- **Exercise instructions**:
Every line of the material that follows must be printed again exactly.

Data records
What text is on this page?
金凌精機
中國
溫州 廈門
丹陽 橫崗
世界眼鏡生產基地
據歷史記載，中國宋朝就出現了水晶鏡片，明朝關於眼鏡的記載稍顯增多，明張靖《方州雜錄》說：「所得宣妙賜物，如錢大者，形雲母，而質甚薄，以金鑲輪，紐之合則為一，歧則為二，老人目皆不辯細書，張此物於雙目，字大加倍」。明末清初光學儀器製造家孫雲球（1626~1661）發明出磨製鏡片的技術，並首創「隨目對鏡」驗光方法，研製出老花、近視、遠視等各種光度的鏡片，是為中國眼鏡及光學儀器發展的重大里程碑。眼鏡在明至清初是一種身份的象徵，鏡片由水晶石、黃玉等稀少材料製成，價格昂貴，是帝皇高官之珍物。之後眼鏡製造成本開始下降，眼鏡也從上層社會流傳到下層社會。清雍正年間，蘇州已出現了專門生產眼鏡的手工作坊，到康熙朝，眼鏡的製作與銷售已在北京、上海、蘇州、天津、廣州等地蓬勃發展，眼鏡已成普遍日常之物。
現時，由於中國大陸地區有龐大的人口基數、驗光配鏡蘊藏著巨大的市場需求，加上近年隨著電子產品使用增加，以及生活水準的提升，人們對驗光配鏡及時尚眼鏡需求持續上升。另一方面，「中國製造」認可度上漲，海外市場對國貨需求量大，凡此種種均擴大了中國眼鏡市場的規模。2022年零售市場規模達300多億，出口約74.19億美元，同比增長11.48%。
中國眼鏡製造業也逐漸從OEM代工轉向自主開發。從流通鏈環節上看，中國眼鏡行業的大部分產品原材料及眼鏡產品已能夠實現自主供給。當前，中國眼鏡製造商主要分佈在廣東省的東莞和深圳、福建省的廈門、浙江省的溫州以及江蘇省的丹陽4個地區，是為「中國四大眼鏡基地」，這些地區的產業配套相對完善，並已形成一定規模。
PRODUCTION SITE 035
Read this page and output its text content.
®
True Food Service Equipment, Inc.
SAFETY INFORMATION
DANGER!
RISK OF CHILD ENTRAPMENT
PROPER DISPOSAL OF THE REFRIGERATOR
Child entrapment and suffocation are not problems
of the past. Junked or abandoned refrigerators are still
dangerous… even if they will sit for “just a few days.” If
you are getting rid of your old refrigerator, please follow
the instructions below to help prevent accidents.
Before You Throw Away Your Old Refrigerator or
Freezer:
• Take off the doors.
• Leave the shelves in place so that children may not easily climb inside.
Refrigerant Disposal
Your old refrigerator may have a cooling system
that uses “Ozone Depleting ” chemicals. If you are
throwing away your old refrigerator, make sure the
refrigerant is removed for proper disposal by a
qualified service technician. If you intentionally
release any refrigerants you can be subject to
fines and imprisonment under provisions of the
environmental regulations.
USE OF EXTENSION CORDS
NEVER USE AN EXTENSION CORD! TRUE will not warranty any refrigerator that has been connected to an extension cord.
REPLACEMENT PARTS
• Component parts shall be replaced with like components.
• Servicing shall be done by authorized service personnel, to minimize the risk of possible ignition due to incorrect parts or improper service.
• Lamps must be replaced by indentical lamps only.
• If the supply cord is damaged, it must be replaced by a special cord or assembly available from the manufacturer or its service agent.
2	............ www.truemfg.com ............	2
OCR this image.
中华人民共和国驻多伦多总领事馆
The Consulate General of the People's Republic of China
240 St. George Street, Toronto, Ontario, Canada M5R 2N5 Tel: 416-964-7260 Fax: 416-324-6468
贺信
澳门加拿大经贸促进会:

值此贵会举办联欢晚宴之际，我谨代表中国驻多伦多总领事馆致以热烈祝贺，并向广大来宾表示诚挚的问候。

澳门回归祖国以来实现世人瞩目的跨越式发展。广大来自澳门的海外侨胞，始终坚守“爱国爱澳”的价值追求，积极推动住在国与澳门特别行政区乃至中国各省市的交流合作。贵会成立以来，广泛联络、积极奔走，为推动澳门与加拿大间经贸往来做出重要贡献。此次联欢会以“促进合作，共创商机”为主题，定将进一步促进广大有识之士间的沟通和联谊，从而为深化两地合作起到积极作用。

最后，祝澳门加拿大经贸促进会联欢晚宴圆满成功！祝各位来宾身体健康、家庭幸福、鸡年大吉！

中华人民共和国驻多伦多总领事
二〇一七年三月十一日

- **Solution to this exercise**:
What text is on this page?
金凌精機
中國
溫州 廈門
丹陽 橫崗
世界眼鏡生產基地
據歷史記載，中國宋朝就出現了水晶鏡片，明朝關於眼鏡的記載稍顯增多，明張靖《方州雜錄》說：「所得宣妙賜物，如錢大者，形雲母，而質甚薄，以金鑲輪，紐之合則為一，歧則為二，老人目皆不辯細書，張此物於雙目，字大加倍」。明末清初光學儀器製造家孫雲球（1626~1661）發明出磨製鏡片的技術，並首創「隨目對鏡」驗光方法，研製出老花、近視、遠視等各種光度的鏡片，是為中國眼鏡及光學儀器發展的重大里程碑。眼鏡在明至清初是一種身份的象徵，鏡片由水晶石、黃玉等稀少材料製成，價格昂貴，是帝皇高官之珍物。之後眼鏡製造成本開始下降，眼鏡也從上層社會流傳到下層社會。清雍正年間，蘇州已出現了專門生產眼鏡的手工作坊，到康熙朝，眼鏡的製作與銷售已在北京、上海、蘇州、天津、廣州等地蓬勃發展，眼鏡已成普遍日常之物。
現時，由於中國大陸地區有龐大的人口基數、驗光配鏡蘊藏著巨大的市場需求，加上近年隨著電子產品使用增加，以及生活水準的提升，人們對驗光配鏡及時尚眼鏡需求持續上升。另一方面，「中國製造」認可度上漲，海外市場對國貨需求量大，凡此種種均擴大了中國眼鏡市場的規模。2022年零售市場規模達300多億，出口約74.19億美元，同比增長11.48%。
中國眼鏡製造業也逐漸從OEM代工轉向自主開發。從流通鏈環節上看，中國眼鏡行業的大部分產品原材料及眼鏡產品已能夠實現自主供給。當前，中國眼鏡製造商主要分佈在廣東省的東莞和深圳、福建省的廈門、浙江省的溫州以及江蘇省的丹陽4個地區，是為「中國四大眼鏡基地」，這些地區的產業配套相對完善，並已形成一定規模。
PRODUCTION SITE 035
Read this page and output its text content.
®
True Food Service Equipment, Inc.
SAFETY INFORMATION
DANGER!
RISK OF CHILD ENTRAPMENT
PROPER DISPOSAL OF THE REFRIGERATOR
Child entrapment and suffocation are not problems
of the past. Junked or abandoned refrigerators are still
dangerous… even if they will sit for “just a few days.” If
you are getting rid of your old refrigerator, please follow
the instructions below to help prevent accidents.
Before You Throw Away Your Old Refrigerator or
Freezer:
• Take off the doors.
• Leave the shelves in place so that children may not easily climb inside.
Refrigerant Disposal
Your old refrigerator may have a cooling system
that uses “Ozone Depleting ” chemicals. If you are
throwing away your old refrigerator, make sure the
refrigerant is removed for proper disposal by a
qualified service technician. If you intentionally
release any refrigerants you can be subject to
fines and imprisonment under provisions of the
environmental regulations.
USE OF EXTENSION CORDS
NEVER USE AN EXTENSION CORD! TRUE will not warranty any refrigerator that has been connected to an extension cord.
REPLACEMENT PARTS
• Component parts shall be replaced with like components.
• Servicing shall be done by authorized service personnel, to minimize the risk of possible ignition due to incorrect parts or improper service.
• Lamps must be replaced by indentical lamps only.
• If the supply cord is damaged, it must be replaced by a special cord or assembly available from the manufacturer or its service agent.
2	............ www.truemfg.com ............	2
OCR this image.
中华人民共和国驻多伦多总领事馆
The Consulate General of the People's Republic of China
240 St. George Street, Toronto, Ontario, Canada M5R 2N5 Tel: 416-964-7260 Fax: 416-324-6468
贺信
澳门加拿大经贸促进会:

值此贵会举办联欢晚宴之际，我谨代表中国驻多伦多总领事馆致以热烈祝贺，并向广大来宾表示诚挚的问候。

澳门回归祖国以来实现世人瞩目的跨越式发展。广大来自澳门的海外侨胞，始终坚守“爱国爱澳”的价值追求，积极推动住在国与澳门特别行政区乃至中国各省市的交流合作。贵会成立以来，广泛联络、积极奔走，为推动澳门与加拿大间经贸往来做出重要贡献。此次联欢会以“促进合作，共创商机”为主题，定将进一步促进广大有识之士间的沟通和联谊，从而为深化两地合作起到积极作用。

最后，祝澳门加拿大经贸促进会联欢晚宴圆满成功！祝各位来宾身体健康、家庭幸福、鸡年大吉！

中华人民共和国驻多伦多总领事
二〇一七年三月十一日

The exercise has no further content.